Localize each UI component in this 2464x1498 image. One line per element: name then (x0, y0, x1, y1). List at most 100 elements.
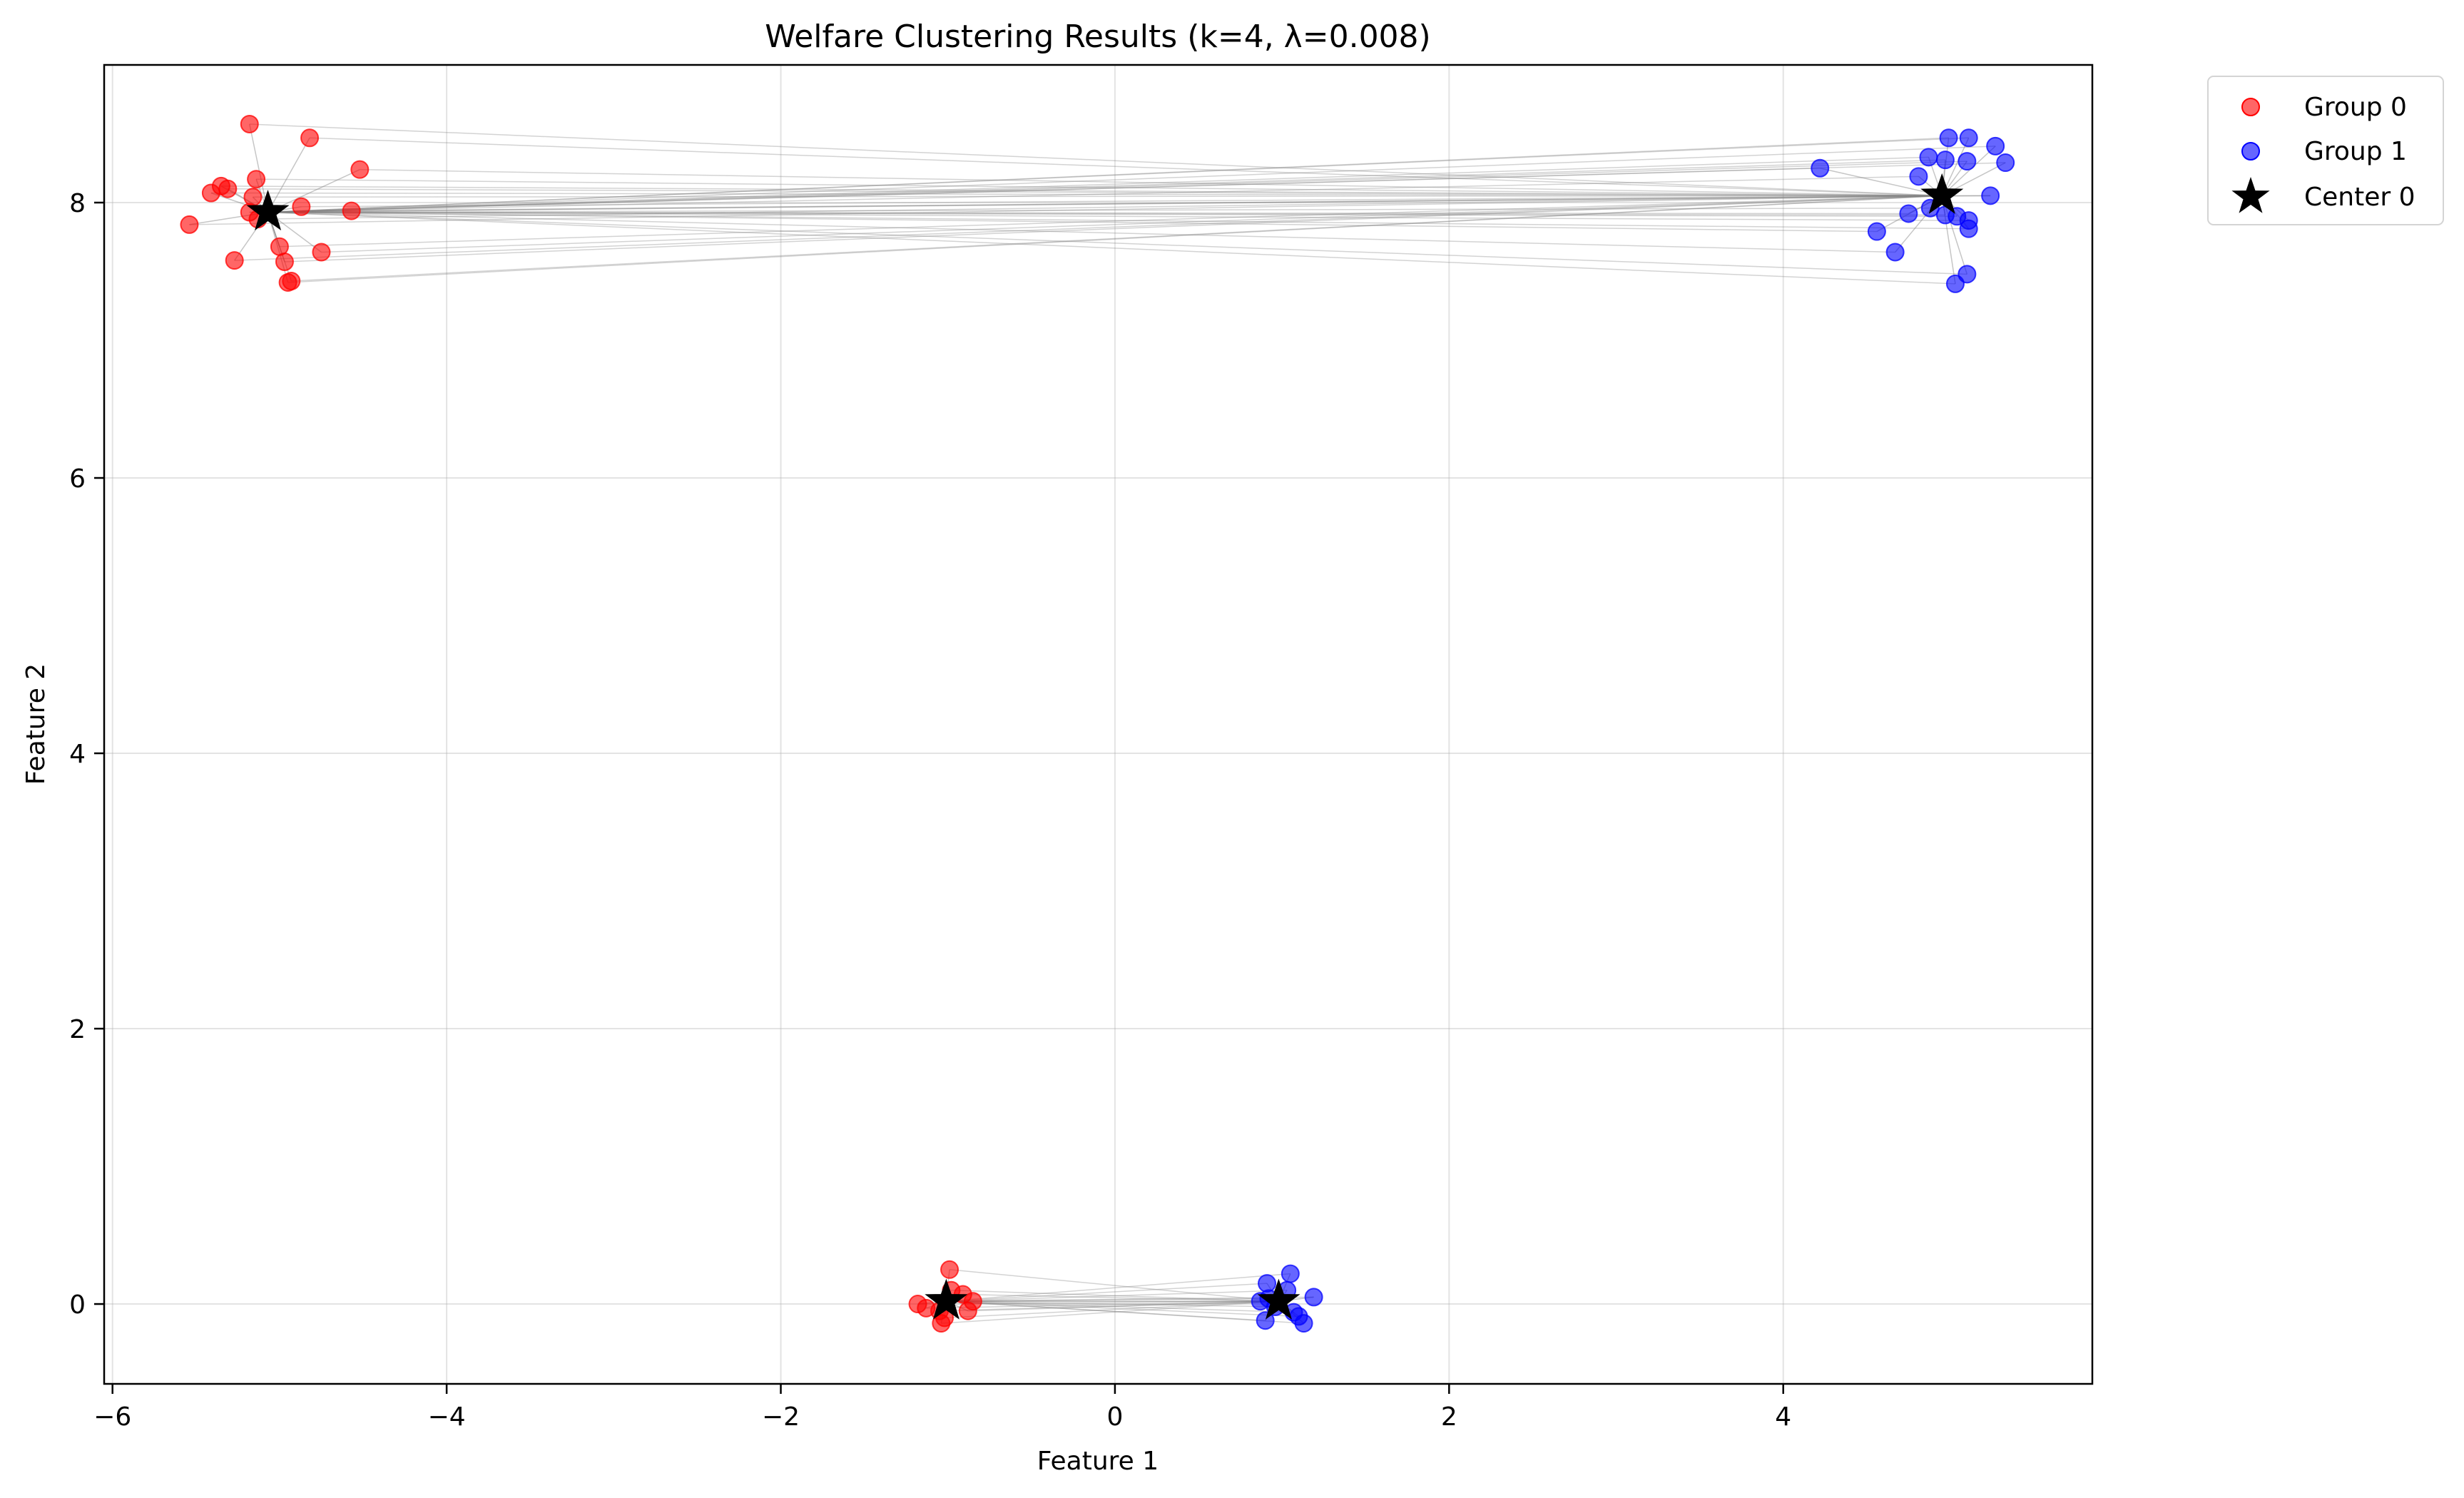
x-tick-label: −4 (428, 1402, 466, 1432)
x-tick-label: 0 (1106, 1402, 1123, 1432)
group-0-point (247, 170, 266, 189)
assignment-line (941, 1300, 1279, 1324)
legend-box (2207, 76, 2444, 225)
assignment-line (268, 210, 352, 213)
group-1-point (1304, 1288, 1323, 1307)
legend-label-group-0: Group 0 (2304, 93, 2407, 122)
group-1-point (1945, 274, 1965, 293)
group-0-point (278, 272, 297, 292)
assignment-line (268, 211, 1895, 253)
assignment-line (946, 1290, 1288, 1302)
group-1-point (1909, 167, 1928, 186)
assignment-lines (189, 123, 2006, 1324)
legend: Group 0 Group 1 Center 0 (2207, 76, 2444, 225)
group-0-point (243, 188, 263, 207)
assignment-line (268, 137, 1949, 213)
center-3-star (1257, 1278, 1300, 1320)
x-tick-label: 2 (1441, 1402, 1457, 1432)
y-tick-label: 8 (69, 189, 86, 218)
assignment-line (249, 123, 1943, 197)
y-tick-label: 6 (69, 464, 86, 494)
group-0-point (225, 251, 244, 270)
assignment-line (946, 1300, 1266, 1321)
assignment-line (189, 195, 1943, 225)
plot-frame (103, 63, 2094, 1385)
group-0-point (932, 1314, 951, 1333)
assignment-line (949, 1269, 1279, 1302)
group-1-point (1885, 243, 1905, 262)
assignment-line (926, 1300, 1279, 1309)
legend-marker-group-0 (2241, 98, 2260, 116)
assignment-line (268, 195, 1991, 213)
y-axis-label: Feature 2 (21, 663, 51, 785)
grid (104, 65, 2092, 1384)
x-axis-label: Feature 1 (1037, 1447, 1159, 1476)
assignment-line (946, 1283, 1268, 1302)
group-1-point (1811, 158, 1830, 178)
group-1-point (1294, 1314, 1313, 1333)
x-tick-label: −2 (762, 1402, 800, 1432)
y-tick-label: 4 (69, 740, 86, 769)
assignment-line (321, 195, 1943, 253)
group-1-point (1867, 222, 1886, 241)
group-0-point (958, 1301, 977, 1320)
assignment-line (268, 211, 1955, 285)
assignment-line (268, 211, 1909, 215)
group-0-point (275, 252, 294, 271)
assignment-line (287, 195, 1943, 283)
assignment-line (946, 1298, 1269, 1302)
group-1-point (1959, 219, 1978, 238)
assignment-line (279, 195, 1943, 248)
assignment-line (962, 1293, 1279, 1302)
assignment-line (951, 1290, 1279, 1302)
assignment-line (946, 1273, 1290, 1302)
assignment-line (268, 211, 1969, 230)
assignment-line (946, 1300, 1294, 1313)
group-0-point (940, 1260, 959, 1279)
assignment-line (268, 162, 2006, 213)
assignment-line (268, 160, 1967, 213)
assignment-line (268, 146, 1996, 213)
x-tick-label: −6 (93, 1402, 131, 1432)
x-tick-label: 4 (1775, 1402, 1791, 1432)
assignment-line (220, 185, 1943, 197)
center-0-star (246, 189, 290, 231)
group-0-point (350, 160, 370, 179)
star-icon (2231, 177, 2270, 213)
assignment-line (268, 211, 1877, 233)
legend-label-center: Center 0 (2304, 183, 2415, 212)
assignment-line (1820, 168, 1943, 197)
assignment-line (268, 211, 1967, 275)
center-1-star (1920, 173, 1964, 214)
assignment-line (946, 1300, 1299, 1318)
assignment-line (946, 1300, 1276, 1308)
center-2-star (925, 1278, 968, 1320)
assignment-line (1941, 146, 1996, 196)
group-1-point (1899, 204, 1918, 223)
assignment-line (967, 1300, 1279, 1312)
group-1-point (1996, 153, 2015, 173)
assignment-line (234, 195, 1943, 261)
data-points (180, 114, 2015, 1333)
assignment-line (268, 211, 1958, 218)
assignment-line (268, 211, 1945, 216)
assignment-line (268, 207, 1930, 213)
assignment-line (284, 195, 1943, 263)
y-tick-label: 2 (69, 1015, 86, 1044)
assignment-line (944, 1300, 1279, 1319)
assignment-line (268, 211, 1969, 221)
group-1-point (1939, 128, 1958, 148)
assignment-line (939, 1300, 1279, 1312)
assignment-line (268, 156, 1929, 213)
group-1-point (1958, 152, 1977, 171)
group-1-point (1986, 136, 2005, 156)
group-0-point (342, 201, 361, 220)
assignment-line (268, 169, 360, 213)
assignment-line (268, 175, 1919, 213)
group-1-point (1919, 148, 1938, 167)
group-1-point (1935, 151, 1955, 170)
assignment-line (268, 168, 1821, 213)
legend-marker-group-1 (2241, 142, 2260, 160)
group-0-point (300, 128, 320, 148)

================

### Aim of the task:
Please put every line of the listing above into a JSON list of strings, one string per line, skipping blank lines and leaving the picture out.

### Reply:
[
  "Localize each UI component in this 2464x1498 image. One line per element: name then (x0, y0, x1, y1). List at most 100 elements.",
  "x-tick-label: −4 (428, 1402, 466, 1432)",
  "x-tick-label: 0 (1106, 1402, 1123, 1432)",
  "group-0-point (247, 170, 266, 189)",
  "assignment-line (941, 1300, 1279, 1324)",
  "legend-box (2207, 76, 2444, 225)",
  "assignment-line (268, 210, 352, 213)",
  "group-1-point (1304, 1288, 1323, 1307)",
  "legend-label-group-0: Group 0 (2304, 93, 2407, 122)",
  "group-1-point (1945, 274, 1965, 293)",
  "group-0-point (278, 272, 297, 292)",
  "assignment-line (268, 211, 1895, 253)",
  "assignment-line (946, 1290, 1288, 1302)",
  "group-1-point (1909, 167, 1928, 186)",
  "assignment-lines (189, 123, 2006, 1324)",
  "legend: Group 0 Group 1 Center 0 (2207, 76, 2444, 225)",
  "group-0-point (243, 188, 263, 207)",
  "assignment-line (268, 137, 1949, 213)",
  "center-3-star (1257, 1278, 1300, 1320)",
  "x-tick-label: 2 (1441, 1402, 1457, 1432)",
  "y-tick-label: 8 (69, 189, 86, 218)",
  "assignment-line (249, 123, 1943, 197)",
  "y-tick-label: 6 (69, 464, 86, 494)",
  "group-0-point (225, 251, 244, 270)",
  "assignment-line (946, 1300, 1266, 1321)",
  "assignment-line (189, 195, 1943, 225)",
  "plot-frame (103, 63, 2094, 1385)",
  "group-0-point (932, 1314, 951, 1333)",
  "assignment-line (949, 1269, 1279, 1302)",
  "group-1-point (1885, 243, 1905, 262)",
  "assignment-line (926, 1300, 1279, 1309)",
  "legend-marker-group-0 (2241, 98, 2260, 116)",
  "assignment-line (268, 195, 1991, 213)",
  "y-axis-label: Feature 2 (21, 663, 51, 785)",
  "grid (104, 65, 2092, 1384)",
  "x-axis-label: Feature 1 (1037, 1447, 1159, 1476)",
  "assignment-line (946, 1283, 1268, 1302)",
  "group-1-point (1811, 158, 1830, 178)",
  "group-1-point (1294, 1314, 1313, 1333)",
  "x-tick-label: −2 (762, 1402, 800, 1432)",
  "y-tick-label: 4 (69, 740, 86, 769)",
  "assignment-line (321, 195, 1943, 253)",
  "group-1-point (1867, 222, 1886, 241)",
  "group-0-point (958, 1301, 977, 1320)",
  "assignment-line (268, 211, 1955, 285)",
  "assignment-line (268, 211, 1909, 215)",
  "group-0-point (275, 252, 294, 271)",
  "assignment-line (287, 195, 1943, 283)",
  "assignment-line (946, 1298, 1269, 1302)",
  "group-1-point (1959, 219, 1978, 238)",
  "assignment-line (279, 195, 1943, 248)",
  "assignment-line (962, 1293, 1279, 1302)",
  "assignment-line (951, 1290, 1279, 1302)",
  "assignment-line (946, 1273, 1290, 1302)",
  "assignment-line (268, 211, 1969, 230)",
  "assignment-line (946, 1300, 1294, 1313)",
  "group-0-point (940, 1260, 959, 1279)",
  "assignment-line (268, 162, 2006, 213)",
  "assignment-line (268, 160, 1967, 213)",
  "assignment-line (268, 146, 1996, 213)",
  "x-tick-label: −6 (93, 1402, 131, 1432)",
  "x-tick-label: 4 (1775, 1402, 1791, 1432)",
  "assignment-line (220, 185, 1943, 197)",
  "center-0-star (246, 189, 290, 231)",
  "group-0-point (350, 160, 370, 179)",
  "star-icon (2231, 177, 2270, 213)",
  "assignment-line (268, 211, 1877, 233)",
  "legend-label-center: Center 0 (2304, 183, 2415, 212)",
  "assignment-line (1820, 168, 1943, 197)",
  "assignment-line (268, 211, 1967, 275)",
  "center-1-star (1920, 173, 1964, 214)",
  "assignment-line (946, 1300, 1299, 1318)",
  "assignment-line (946, 1300, 1276, 1308)",
  "center-2-star (925, 1278, 968, 1320)",
  "assignment-line (1941, 146, 1996, 196)",
  "group-1-point (1899, 204, 1918, 223)",
  "assignment-line (967, 1300, 1279, 1312)",
  "group-1-point (1996, 153, 2015, 173)",
  "assignment-line (234, 195, 1943, 261)",
  "data-points (180, 114, 2015, 1333)",
  "assignment-line (268, 211, 1958, 218)",
  "assignment-line (268, 211, 1945, 216)",
  "assignment-line (268, 207, 1930, 213)",
  "assignment-line (284, 195, 1943, 263)",
  "y-tick-label: 2 (69, 1015, 86, 1044)",
  "assignment-line (944, 1300, 1279, 1319)",
  "assignment-line (268, 211, 1969, 221)",
  "group-1-point (1939, 128, 1958, 148)",
  "assignment-line (939, 1300, 1279, 1312)",
  "assignment-line (268, 156, 1929, 213)",
  "group-1-point (1958, 152, 1977, 171)",
  "group-1-point (1986, 136, 2005, 156)",
  "group-0-point (342, 201, 361, 220)",
  "assignment-line (268, 169, 360, 213)",
  "assignment-line (268, 175, 1919, 213)",
  "group-1-point (1919, 148, 1938, 167)",
  "group-1-point (1935, 151, 1955, 170)",
  "assignment-line (268, 168, 1821, 213)",
  "legend-marker-group-1 (2241, 142, 2260, 160)",
  "group-0-point (300, 128, 320, 148)"
]